━━ Provided entries ━━
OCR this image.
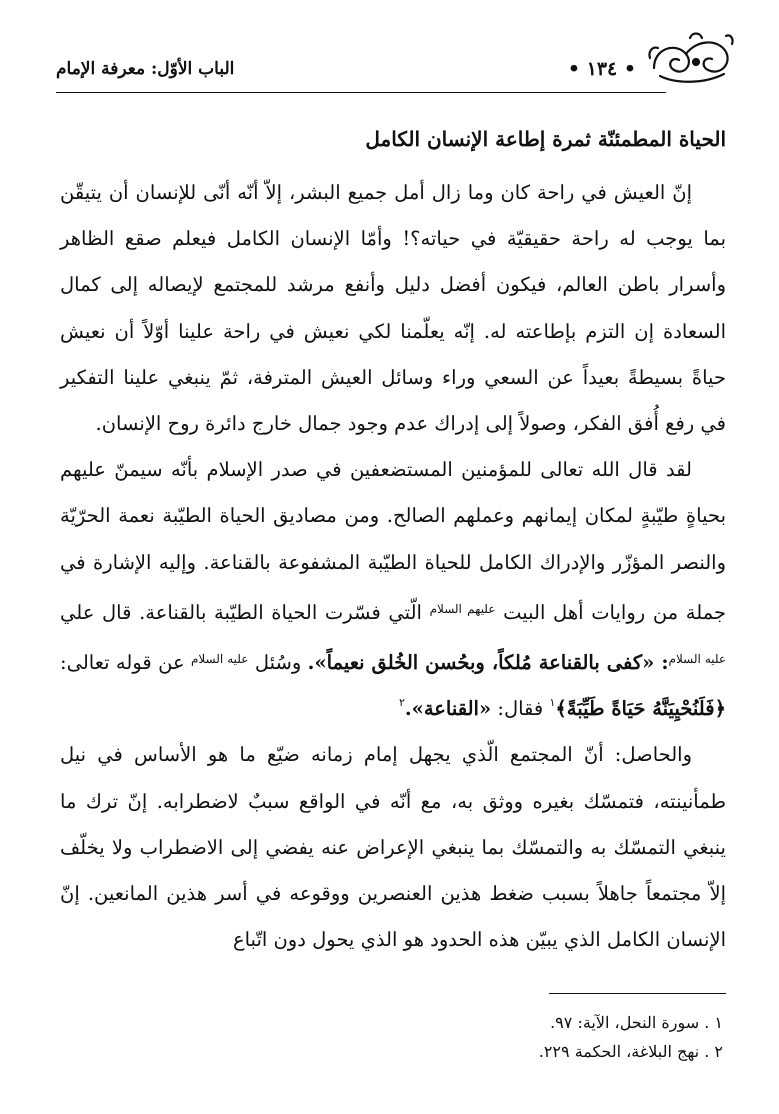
• ١٣٤ •
الباب الأوّل: معرفة الإمام
الحياة المطمئنّة ثمرة إطاعة الإنسان الكامل

إنّ العيش في راحة كان وما زال أمل جميع البشر، إلاّ أنّه أنّى للإنسان أن يتيقّن بما يوجب له راحة حقيقيّة في حياته؟! وأمّا الإنسان الكامل فيعلم صقع الظاهر وأسرار باطن العالم، فيكون أفضل دليل وأنفع مرشد للمجتمع لإيصاله إلى كمال السعادة إن التزم بإطاعته له. إنّه يعلّمنا لكي نعيش في راحة علينا أوّلاً أن نعيش حياةً بسيطةً بعيداً عن السعي وراء وسائل العيش المترفة، ثمّ ينبغي علينا التفكير في رفع أُفق الفكر، وصولاً إلى إدراك عدم وجود جمال خارج دائرة روح الإنسان.

لقد قال الله تعالى للمؤمنين المستضعفين في صدر الإسلام بأنّه سيمنّ عليهم بحياةٍ طيّبةٍ لمكان إيمانهم وعملهم الصالح. ومن مصاديق الحياة الطيّبة نعمة الحرّيّة والنصر المؤزّر والإدراك الكامل للحياة الطيّبة المشفوعة بالقناعة. وإليه الإشارة في جملة من روايات أهل البيت $^{عليهم السلام}$ الّتي فسّرت الحياة الطيّبة بالقناعة. قال علي $^{عليه السلام}$: «كفى بالقناعة مُلكاً، وبحُسن الخُلق نعيماً». وسُئل $^{عليه السلام}$ عن قوله تعالى: ﴿فَلَنُحْيِيَنَّهُ حَيَاةً طَيِّبَةً﴾$^١$ فقال: «القناعة».$^٢$

والحاصل: أنّ المجتمع الّذي يجهل إمام زمانه ضيّع ما هو الأساس في نيل طمأنينته، فتمسّك بغيره ووثق به، مع أنّه في الواقع سببٌ لاضطرابه. إنّ ترك ما ينبغي التمسّك به والتمسّك بما ينبغي الإعراض عنه يفضي إلى الاضطراب ولا يخلّف إلاّ مجتمعاً جاهلاً بسبب ضغط هذين العنصرين ووقوعه في أسر هذين المانعين. إنّ الإنسان الكامل الذي يبيّن هذه الحدود هو الذي يحول دون اتّباع

١ . سورة النحل، الآية: ٩٧.

٢ . نهج البلاغة، الحكمة ٢٢٩.
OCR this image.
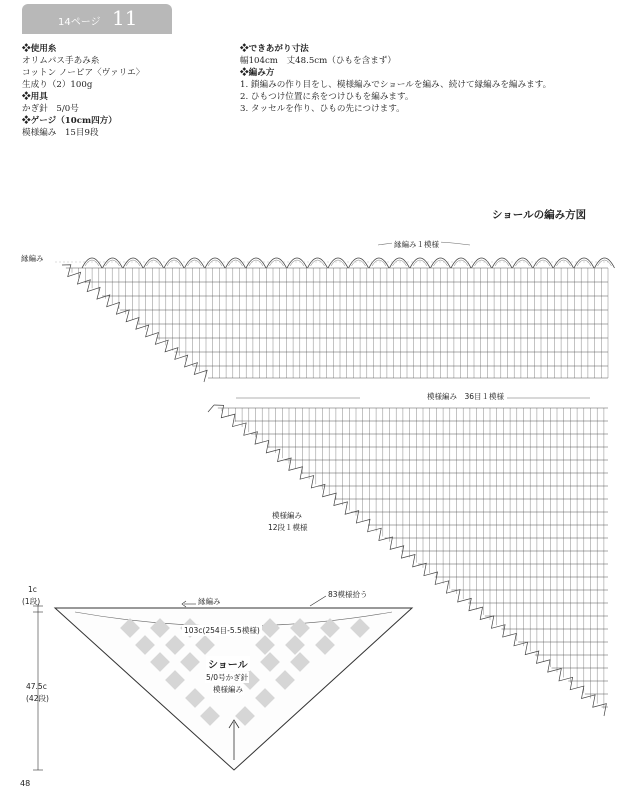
14ページ 11
❖使用糸
オリムパス手あみ糸
コットン ノーピア〈ヴァリエ〉
生成り（2）100g
❖用具
かぎ針　5/0号
❖ゲージ（10cm四方）
模様編み　15目9段
❖できあがり寸法
幅104cm　丈48.5cm（ひもを含まず）
❖編み方
1. 鎖編みの作り目をし、模様編みでショールを編み、続けて縁編みを編みます。
2. ひもつけ位置に糸をつけひもを編みます。
3. タッセルを作り、ひもの先につけます。
ショールの編み方図
縁編み
縁編み１模様
模様編み　36目１模様
模様編み
12段１模様
1c
(1段)
47.5c
(42段)
縁編み
83模様拾う
103c(254目-5.5模様)
ショール
5/0号かぎ針
模様編み
48
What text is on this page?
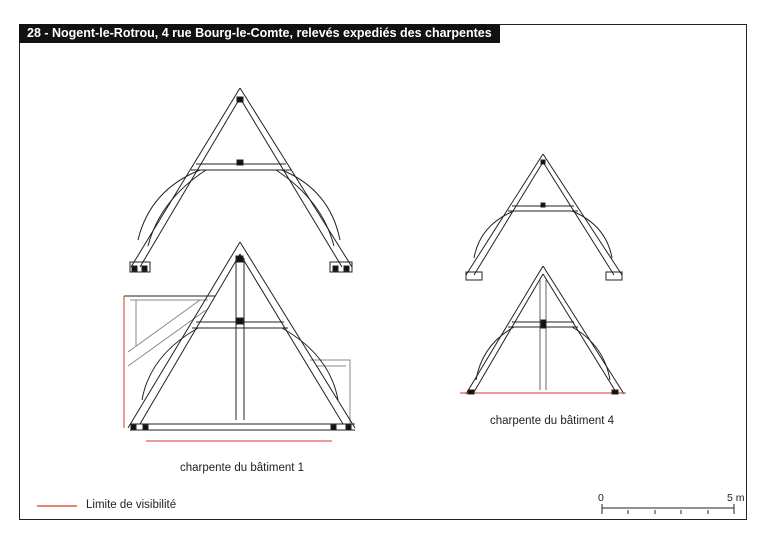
28 - Nogent-le-Rotrou, 4 rue Bourg-le-Comte, relevés expediés des charpentes
charpente du bâtiment 1
charpente du bâtiment 4
Limite de visibilité
0	5 m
━━━
Given instruction
Print each entry shown above with exact wording and no pictures.

Correct response
OCR this image.
• ١٣٤ •
الباب الأوّل: معرفة الإمام
الحياة المطمئنّة ثمرة إطاعة الإنسان الكامل

إنّ العيش في راحة كان وما زال أمل جميع البشر، إلاّ أنّه أنّى للإنسان أن يتيقّن بما يوجب له راحة حقيقيّة في حياته؟! وأمّا الإنسان الكامل فيعلم صقع الظاهر وأسرار باطن العالم، فيكون أفضل دليل وأنفع مرشد للمجتمع لإيصاله إلى كمال السعادة إن التزم بإطاعته له. إنّه يعلّمنا لكي نعيش في راحة علينا أوّلاً أن نعيش حياةً بسيطةً بعيداً عن السعي وراء وسائل العيش المترفة، ثمّ ينبغي علينا التفكير في رفع أُفق الفكر، وصولاً إلى إدراك عدم وجود جمال خارج دائرة روح الإنسان.

لقد قال الله تعالى للمؤمنين المستضعفين في صدر الإسلام بأنّه سيمنّ عليهم بحياةٍ طيّبةٍ لمكان إيمانهم وعملهم الصالح. ومن مصاديق الحياة الطيّبة نعمة الحرّيّة والنصر المؤزّر والإدراك الكامل للحياة الطيّبة المشفوعة بالقناعة. وإليه الإشارة في جملة من روايات أهل البيت $^{عليهم السلام}$ الّتي فسّرت الحياة الطيّبة بالقناعة. قال علي $^{عليه السلام}$: «كفى بالقناعة مُلكاً، وبحُسن الخُلق نعيماً». وسُئل $^{عليه السلام}$ عن قوله تعالى: ﴿فَلَنُحْيِيَنَّهُ حَيَاةً طَيِّبَةً﴾$^١$ فقال: «القناعة».$^٢$

والحاصل: أنّ المجتمع الّذي يجهل إمام زمانه ضيّع ما هو الأساس في نيل طمأنينته، فتمسّك بغيره ووثق به، مع أنّه في الواقع سببٌ لاضطرابه. إنّ ترك ما ينبغي التمسّك به والتمسّك بما ينبغي الإعراض عنه يفضي إلى الاضطراب ولا يخلّف إلاّ مجتمعاً جاهلاً بسبب ضغط هذين العنصرين ووقوعه في أسر هذين المانعين. إنّ الإنسان الكامل الذي يبيّن هذه الحدود هو الذي يحول دون اتّباع

١ . سورة النحل، الآية: ٩٧.

٢ . نهج البلاغة، الحكمة ٢٢٩.
OCR this image.
14ページ 11
❖使用糸
オリムパス手あみ糸
コットン ノーピア〈ヴァリエ〉
生成り（2）100g
❖用具
かぎ針　5/0号
❖ゲージ（10cm四方）
模様編み　15目9段
❖できあがり寸法
幅104cm　丈48.5cm（ひもを含まず）
❖編み方
1. 鎖編みの作り目をし、模様編みでショールを編み、続けて縁編みを編みます。
2. ひもつけ位置に糸をつけひもを編みます。
3. タッセルを作り、ひもの先につけます。
ショールの編み方図
縁編み
縁編み１模様
模様編み　36目１模様
模様編み
12段１模様
1c
(1段)
47.5c
(42段)
縁編み
83模様拾う
103c(254目-5.5模様)
ショール
5/0号かぎ針
模様編み
48
What text is on this page?
28 - Nogent-le-Rotrou, 4 rue Bourg-le-Comte, relevés expediés des charpentes
charpente du bâtiment 1
charpente du bâtiment 4
Limite de visibilité
0	5 m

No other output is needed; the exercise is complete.